____ Provided records
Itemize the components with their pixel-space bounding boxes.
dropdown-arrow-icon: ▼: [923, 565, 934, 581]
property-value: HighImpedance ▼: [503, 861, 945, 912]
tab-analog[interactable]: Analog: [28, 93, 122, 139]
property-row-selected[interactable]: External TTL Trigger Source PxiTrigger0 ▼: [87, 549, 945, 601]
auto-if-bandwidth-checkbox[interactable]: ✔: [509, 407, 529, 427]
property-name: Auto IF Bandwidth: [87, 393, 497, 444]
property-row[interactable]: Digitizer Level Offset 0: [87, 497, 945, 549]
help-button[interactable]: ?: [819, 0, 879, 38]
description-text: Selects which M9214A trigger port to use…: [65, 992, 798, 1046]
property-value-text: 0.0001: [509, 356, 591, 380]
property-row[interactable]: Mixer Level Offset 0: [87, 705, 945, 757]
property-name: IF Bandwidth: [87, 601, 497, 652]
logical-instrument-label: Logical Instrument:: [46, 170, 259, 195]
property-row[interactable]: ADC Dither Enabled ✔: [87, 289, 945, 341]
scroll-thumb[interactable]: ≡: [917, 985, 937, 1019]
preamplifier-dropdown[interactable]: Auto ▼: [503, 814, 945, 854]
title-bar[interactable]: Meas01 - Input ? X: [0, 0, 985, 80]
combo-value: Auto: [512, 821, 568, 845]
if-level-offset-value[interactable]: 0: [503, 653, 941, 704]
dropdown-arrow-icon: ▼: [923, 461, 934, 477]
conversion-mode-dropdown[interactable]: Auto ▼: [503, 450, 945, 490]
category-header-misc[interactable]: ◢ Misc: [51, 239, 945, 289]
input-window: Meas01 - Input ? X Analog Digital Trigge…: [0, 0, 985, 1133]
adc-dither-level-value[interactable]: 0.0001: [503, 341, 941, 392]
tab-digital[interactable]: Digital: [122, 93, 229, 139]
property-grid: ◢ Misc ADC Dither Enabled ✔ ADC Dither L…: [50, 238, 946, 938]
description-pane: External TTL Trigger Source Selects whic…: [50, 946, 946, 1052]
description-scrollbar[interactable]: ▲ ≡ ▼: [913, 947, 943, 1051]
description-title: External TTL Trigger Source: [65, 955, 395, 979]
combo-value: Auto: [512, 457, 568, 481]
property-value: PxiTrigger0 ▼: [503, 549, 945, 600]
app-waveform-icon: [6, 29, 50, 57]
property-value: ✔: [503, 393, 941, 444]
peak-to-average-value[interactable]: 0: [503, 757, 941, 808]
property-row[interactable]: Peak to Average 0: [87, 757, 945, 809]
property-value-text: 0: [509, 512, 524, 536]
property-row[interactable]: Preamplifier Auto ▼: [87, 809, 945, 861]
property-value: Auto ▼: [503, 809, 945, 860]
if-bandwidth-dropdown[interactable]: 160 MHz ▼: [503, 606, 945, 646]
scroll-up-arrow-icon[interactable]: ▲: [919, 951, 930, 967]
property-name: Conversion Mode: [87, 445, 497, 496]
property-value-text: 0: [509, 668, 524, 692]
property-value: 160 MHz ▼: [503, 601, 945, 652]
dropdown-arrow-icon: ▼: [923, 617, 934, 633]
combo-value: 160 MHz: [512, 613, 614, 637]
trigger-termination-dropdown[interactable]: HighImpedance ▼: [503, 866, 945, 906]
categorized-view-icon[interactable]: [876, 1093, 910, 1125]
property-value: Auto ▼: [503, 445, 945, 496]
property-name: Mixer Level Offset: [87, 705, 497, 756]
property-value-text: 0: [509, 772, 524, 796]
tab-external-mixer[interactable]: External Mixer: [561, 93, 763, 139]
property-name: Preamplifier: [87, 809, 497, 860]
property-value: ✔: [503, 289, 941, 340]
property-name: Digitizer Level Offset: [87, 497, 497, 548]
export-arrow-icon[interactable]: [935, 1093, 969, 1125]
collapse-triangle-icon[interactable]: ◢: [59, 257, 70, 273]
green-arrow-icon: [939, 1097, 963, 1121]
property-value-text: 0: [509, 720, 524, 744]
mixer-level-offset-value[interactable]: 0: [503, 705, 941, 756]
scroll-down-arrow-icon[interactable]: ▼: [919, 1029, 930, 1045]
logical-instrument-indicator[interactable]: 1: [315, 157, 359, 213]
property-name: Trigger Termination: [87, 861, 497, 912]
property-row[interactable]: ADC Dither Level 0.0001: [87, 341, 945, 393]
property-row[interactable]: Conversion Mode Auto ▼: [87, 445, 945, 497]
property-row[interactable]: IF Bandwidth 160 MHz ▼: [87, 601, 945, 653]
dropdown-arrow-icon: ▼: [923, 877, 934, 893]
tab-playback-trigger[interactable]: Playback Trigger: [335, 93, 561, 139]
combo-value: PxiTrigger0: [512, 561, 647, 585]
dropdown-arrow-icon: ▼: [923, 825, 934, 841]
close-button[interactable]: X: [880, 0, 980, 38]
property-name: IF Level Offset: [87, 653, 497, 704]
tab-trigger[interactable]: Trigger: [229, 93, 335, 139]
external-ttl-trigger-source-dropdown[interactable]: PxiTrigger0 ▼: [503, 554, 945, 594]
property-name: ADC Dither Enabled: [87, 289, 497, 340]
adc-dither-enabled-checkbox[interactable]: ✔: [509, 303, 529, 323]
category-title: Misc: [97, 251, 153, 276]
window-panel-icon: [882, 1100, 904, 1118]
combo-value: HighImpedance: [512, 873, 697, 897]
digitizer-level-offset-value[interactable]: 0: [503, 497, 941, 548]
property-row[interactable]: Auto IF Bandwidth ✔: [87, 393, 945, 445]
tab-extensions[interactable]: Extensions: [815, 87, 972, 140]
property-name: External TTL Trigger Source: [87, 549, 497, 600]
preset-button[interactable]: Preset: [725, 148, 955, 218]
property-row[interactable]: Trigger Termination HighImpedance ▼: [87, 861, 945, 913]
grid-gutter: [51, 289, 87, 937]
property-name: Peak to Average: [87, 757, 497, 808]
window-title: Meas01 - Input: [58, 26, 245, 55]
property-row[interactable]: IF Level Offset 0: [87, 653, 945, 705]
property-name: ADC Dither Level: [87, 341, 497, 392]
________
Copy every line of the records above exactly, without changing anything.

§ **Correct answer**:
Itemize the components with their pixel-space bounding boxes.
dropdown-arrow-icon: ▼: [923, 565, 934, 581]
property-value: HighImpedance ▼: [503, 861, 945, 912]
tab-analog[interactable]: Analog: [28, 93, 122, 139]
property-row-selected[interactable]: External TTL Trigger Source PxiTrigger0 ▼: [87, 549, 945, 601]
auto-if-bandwidth-checkbox[interactable]: ✔: [509, 407, 529, 427]
property-name: Auto IF Bandwidth: [87, 393, 497, 444]
property-row[interactable]: Digitizer Level Offset 0: [87, 497, 945, 549]
help-button[interactable]: ?: [819, 0, 879, 38]
description-text: Selects which M9214A trigger port to use…: [65, 992, 798, 1046]
property-value-text: 0.0001: [509, 356, 591, 380]
property-row[interactable]: Mixer Level Offset 0: [87, 705, 945, 757]
property-name: IF Bandwidth: [87, 601, 497, 652]
logical-instrument-label: Logical Instrument:: [46, 170, 259, 195]
property-row[interactable]: ADC Dither Enabled ✔: [87, 289, 945, 341]
scroll-thumb[interactable]: ≡: [917, 985, 937, 1019]
preamplifier-dropdown[interactable]: Auto ▼: [503, 814, 945, 854]
title-bar[interactable]: Meas01 - Input ? X: [0, 0, 985, 80]
combo-value: Auto: [512, 821, 568, 845]
if-level-offset-value[interactable]: 0: [503, 653, 941, 704]
dropdown-arrow-icon: ▼: [923, 461, 934, 477]
conversion-mode-dropdown[interactable]: Auto ▼: [503, 450, 945, 490]
category-header-misc[interactable]: ◢ Misc: [51, 239, 945, 289]
input-window: Meas01 - Input ? X Analog Digital Trigge…: [0, 0, 985, 1133]
adc-dither-level-value[interactable]: 0.0001: [503, 341, 941, 392]
tab-digital[interactable]: Digital: [122, 93, 229, 139]
property-grid: ◢ Misc ADC Dither Enabled ✔ ADC Dither L…: [50, 238, 946, 938]
description-pane: External TTL Trigger Source Selects whic…: [50, 946, 946, 1052]
description-scrollbar[interactable]: ▲ ≡ ▼: [913, 947, 943, 1051]
description-title: External TTL Trigger Source: [65, 955, 395, 979]
combo-value: Auto: [512, 457, 568, 481]
property-value: PxiTrigger0 ▼: [503, 549, 945, 600]
app-waveform-icon: [6, 29, 50, 57]
property-value: ✔: [503, 393, 941, 444]
peak-to-average-value[interactable]: 0: [503, 757, 941, 808]
property-row[interactable]: Peak to Average 0: [87, 757, 945, 809]
property-value-text: 0: [509, 512, 524, 536]
property-row[interactable]: Preamplifier Auto ▼: [87, 809, 945, 861]
property-value: Auto ▼: [503, 809, 945, 860]
if-bandwidth-dropdown[interactable]: 160 MHz ▼: [503, 606, 945, 646]
scroll-up-arrow-icon[interactable]: ▲: [919, 951, 930, 967]
property-name: Conversion Mode: [87, 445, 497, 496]
property-value-text: 0: [509, 668, 524, 692]
property-value: 160 MHz ▼: [503, 601, 945, 652]
dropdown-arrow-icon: ▼: [923, 617, 934, 633]
combo-value: 160 MHz: [512, 613, 614, 637]
trigger-termination-dropdown[interactable]: HighImpedance ▼: [503, 866, 945, 906]
categorized-view-icon[interactable]: [876, 1093, 910, 1125]
property-value: Auto ▼: [503, 445, 945, 496]
property-name: Mixer Level Offset: [87, 705, 497, 756]
property-value-text: 0: [509, 772, 524, 796]
tab-external-mixer[interactable]: External Mixer: [561, 93, 763, 139]
property-name: Preamplifier: [87, 809, 497, 860]
property-value: ✔: [503, 289, 941, 340]
property-name: Digitizer Level Offset: [87, 497, 497, 548]
export-arrow-icon[interactable]: [935, 1093, 969, 1125]
collapse-triangle-icon[interactable]: ◢: [59, 257, 70, 273]
green-arrow-icon: [939, 1097, 963, 1121]
property-value-text: 0: [509, 720, 524, 744]
mixer-level-offset-value[interactable]: 0: [503, 705, 941, 756]
scroll-down-arrow-icon[interactable]: ▼: [919, 1029, 930, 1045]
logical-instrument-indicator[interactable]: 1: [315, 157, 359, 213]
property-name: Trigger Termination: [87, 861, 497, 912]
property-row[interactable]: ADC Dither Level 0.0001: [87, 341, 945, 393]
property-row[interactable]: Conversion Mode Auto ▼: [87, 445, 945, 497]
property-row[interactable]: IF Bandwidth 160 MHz ▼: [87, 601, 945, 653]
dropdown-arrow-icon: ▼: [923, 877, 934, 893]
tab-playback-trigger[interactable]: Playback Trigger: [335, 93, 561, 139]
combo-value: PxiTrigger0: [512, 561, 647, 585]
dropdown-arrow-icon: ▼: [923, 825, 934, 841]
close-button[interactable]: X: [880, 0, 980, 38]
property-name: IF Level Offset: [87, 653, 497, 704]
tab-trigger[interactable]: Trigger: [229, 93, 335, 139]
external-ttl-trigger-source-dropdown[interactable]: PxiTrigger0 ▼: [503, 554, 945, 594]
property-name: ADC Dither Enabled: [87, 289, 497, 340]
adc-dither-enabled-checkbox[interactable]: ✔: [509, 303, 529, 323]
category-title: Misc: [97, 251, 153, 276]
window-panel-icon: [882, 1100, 904, 1118]
combo-value: HighImpedance: [512, 873, 697, 897]
digitizer-level-offset-value[interactable]: 0: [503, 497, 941, 548]
property-row[interactable]: Auto IF Bandwidth ✔: [87, 393, 945, 445]
tab-extensions[interactable]: Extensions: [815, 87, 972, 140]
property-name: External TTL Trigger Source: [87, 549, 497, 600]
preset-button[interactable]: Preset: [725, 148, 955, 218]
property-row[interactable]: Trigger Termination HighImpedance ▼: [87, 861, 945, 913]
grid-gutter: [51, 289, 87, 937]
property-name: Peak to Average: [87, 757, 497, 808]
window-title: Meas01 - Input: [58, 26, 245, 55]
property-row[interactable]: IF Level Offset 0: [87, 653, 945, 705]
property-name: ADC Dither Level: [87, 341, 497, 392]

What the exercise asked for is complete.